Set task
Select each line where the word "один" appears.

Stored rows

>>

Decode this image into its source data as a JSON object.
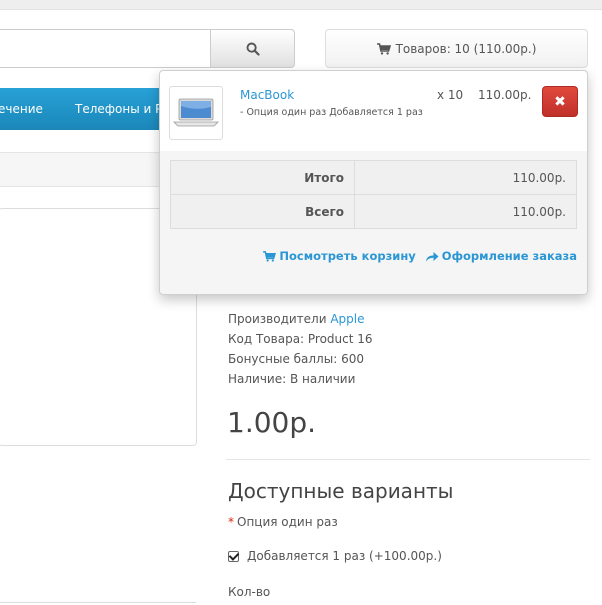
{
  "search": {
    "value": "",
    "placeholder": ""
  },
  "cart_button": {
    "label": "Товаров: 10 (110.00р.)"
  },
  "menu": {
    "items": [
      "ечение",
      "Телефоны и PDA"
    ]
  },
  "product_info": {
    "manufacturer_label": "Производители",
    "manufacturer": "Apple",
    "code": "Код Товара: Product 16",
    "bonus": "Бонусные баллы: 600",
    "availability": "Наличие: В наличии"
  },
  "price": "1.00р.",
  "options": {
    "title": "Доступные варианты",
    "required_label": "Опция один раз",
    "checkbox_label": "Добавляется 1 раз (+100.00р.)",
    "checked": true
  },
  "qty_label": "Кол-во",
  "cart_dropdown": {
    "item": {
      "name": "MacBook",
      "option": "- Опция один раз Добавляется 1 раз",
      "qty": "x 10",
      "price": "110.00р."
    },
    "totals": [
      {
        "label": "Итого",
        "value": "110.00р."
      },
      {
        "label": "Всего",
        "value": "110.00р."
      }
    ],
    "view_cart": "Посмотреть корзину",
    "checkout": "Оформление заказа"
  },
  "colors": {
    "link": "#2a96d4",
    "menu": "#229ad2",
    "remove": "#d0392e"
  }
}
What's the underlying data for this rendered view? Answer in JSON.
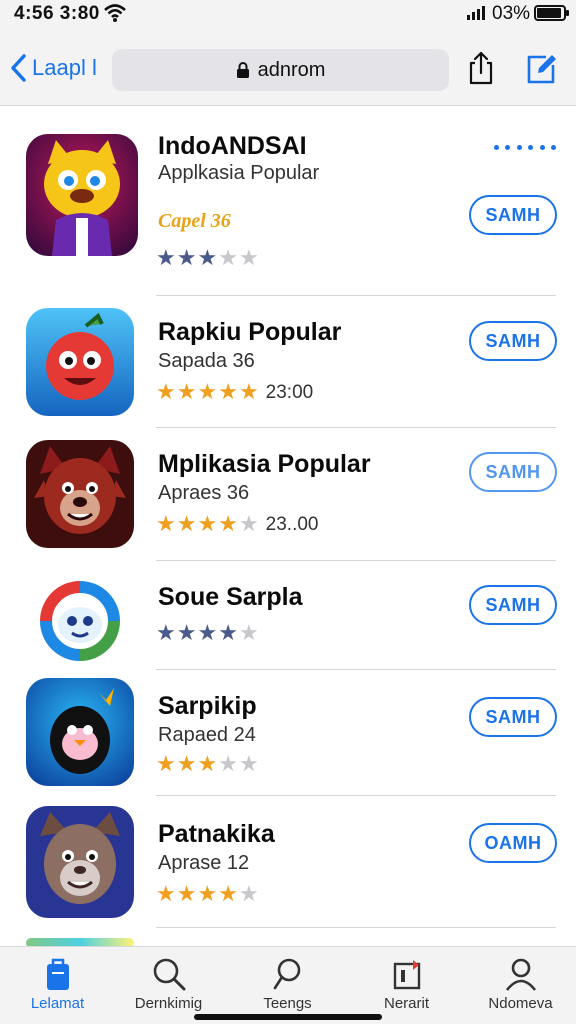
{
  "status_bar": {
    "time": "4:56 3:80",
    "battery_percent": "03%",
    "battery_level": 0.85
  },
  "navbar": {
    "back_label": "Laapl l",
    "url": "adnrom",
    "share_icon": "share-icon",
    "edit_icon": "compose-icon"
  },
  "apps": [
    {
      "name": "IndoANDSAI",
      "subtitle": "Applkasia Popular",
      "price": "Capel 36",
      "rating": 3,
      "rating_count": "",
      "star_color": "#4a5a8a",
      "button": "SAMH",
      "icon": "yellow-cat-character-icon"
    },
    {
      "name": "Rapkiu Popular",
      "subtitle": "Sapada 36",
      "rating": 5,
      "rating_count": "23:00",
      "star_color": "#f0a020",
      "button": "SAMH",
      "icon": "red-ball-character-icon"
    },
    {
      "name": "Mplikasia Popular",
      "subtitle": "Apraes 36",
      "rating": 4,
      "rating_count": "23..00",
      "star_color": "#f0a020",
      "button": "SAMH",
      "icon": "red-wolf-character-icon"
    },
    {
      "name": "Soue Sarpla",
      "subtitle": "",
      "rating": 4,
      "rating_count": "",
      "star_color": "#4a5a8a",
      "button": "SAMH",
      "icon": "colorful-bird-logo-icon"
    },
    {
      "name": "Sarpikip",
      "subtitle": "Rapaed 24",
      "rating": 3,
      "rating_count": "",
      "star_color": "#f0a020",
      "button": "SAMH",
      "icon": "penguin-character-icon"
    },
    {
      "name": "Patnakika",
      "subtitle": "Aprase 12",
      "rating": 4,
      "rating_count": "",
      "star_color": "#f0a020",
      "button": "OAMH",
      "icon": "wolf-face-character-icon"
    }
  ],
  "tabs": [
    {
      "label": "Lelamat",
      "icon": "today-icon",
      "active": true
    },
    {
      "label": "Dernkimig",
      "icon": "search-icon",
      "active": false
    },
    {
      "label": "Teengs",
      "icon": "games-icon",
      "active": false
    },
    {
      "label": "Nerarit",
      "icon": "apps-icon",
      "active": false
    },
    {
      "label": "Ndomeva",
      "icon": "profile-icon",
      "active": false
    }
  ],
  "colors": {
    "accent": "#1a73e8",
    "star_gold": "#f0a020",
    "star_navy": "#4a5a8a",
    "star_empty": "#c8c8cc",
    "price": "#e8a317"
  }
}
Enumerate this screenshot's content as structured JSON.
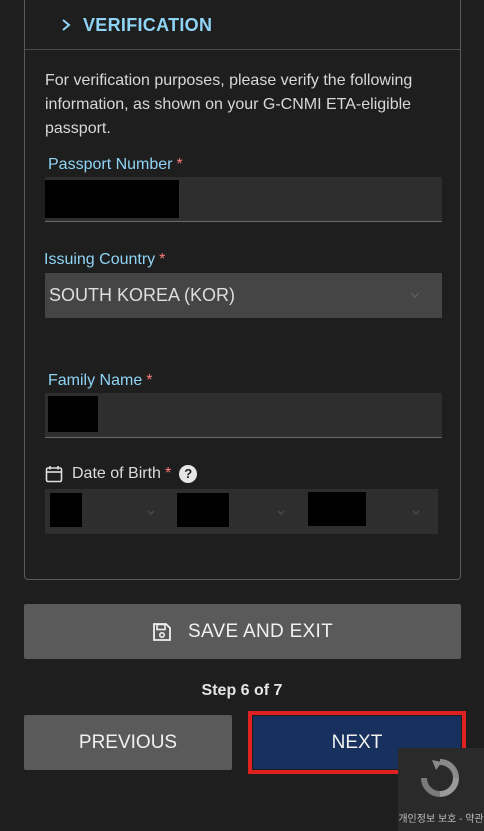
{
  "section": {
    "title": "VERIFICATION",
    "intro": "For verification purposes, please verify the following information, as shown on your G-CNMI ETA-eligible passport."
  },
  "fields": {
    "passport_number": {
      "label": "Passport Number",
      "required_mark": "*"
    },
    "issuing_country": {
      "label": "Issuing Country",
      "required_mark": "*",
      "value": "SOUTH KOREA (KOR)"
    },
    "family_name": {
      "label": "Family Name",
      "required_mark": "*"
    },
    "date_of_birth": {
      "label": "Date of Birth",
      "required_mark": "*",
      "help_glyph": "?"
    }
  },
  "buttons": {
    "save_exit": "SAVE AND EXIT",
    "previous": "PREVIOUS",
    "next": "NEXT"
  },
  "progress": {
    "step_text": "Step 6 of 7",
    "current": 6,
    "total": 7
  },
  "recaptcha": {
    "footer": "개인정보 보호 - 약관"
  },
  "colors": {
    "accent_label": "#8fd4f5",
    "required": "#ff7b7b",
    "next_button": "#17305e",
    "highlight_frame": "#e02121"
  },
  "icons": {
    "header": "chevron-right-icon",
    "dob": "calendar-icon",
    "help": "question-circle-icon",
    "save": "floppy-disk-icon"
  }
}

<<

Answer to the exercise
    "required_label": "Опция один раз",
      "option": "- Опция один раз Добавляется 1 раз",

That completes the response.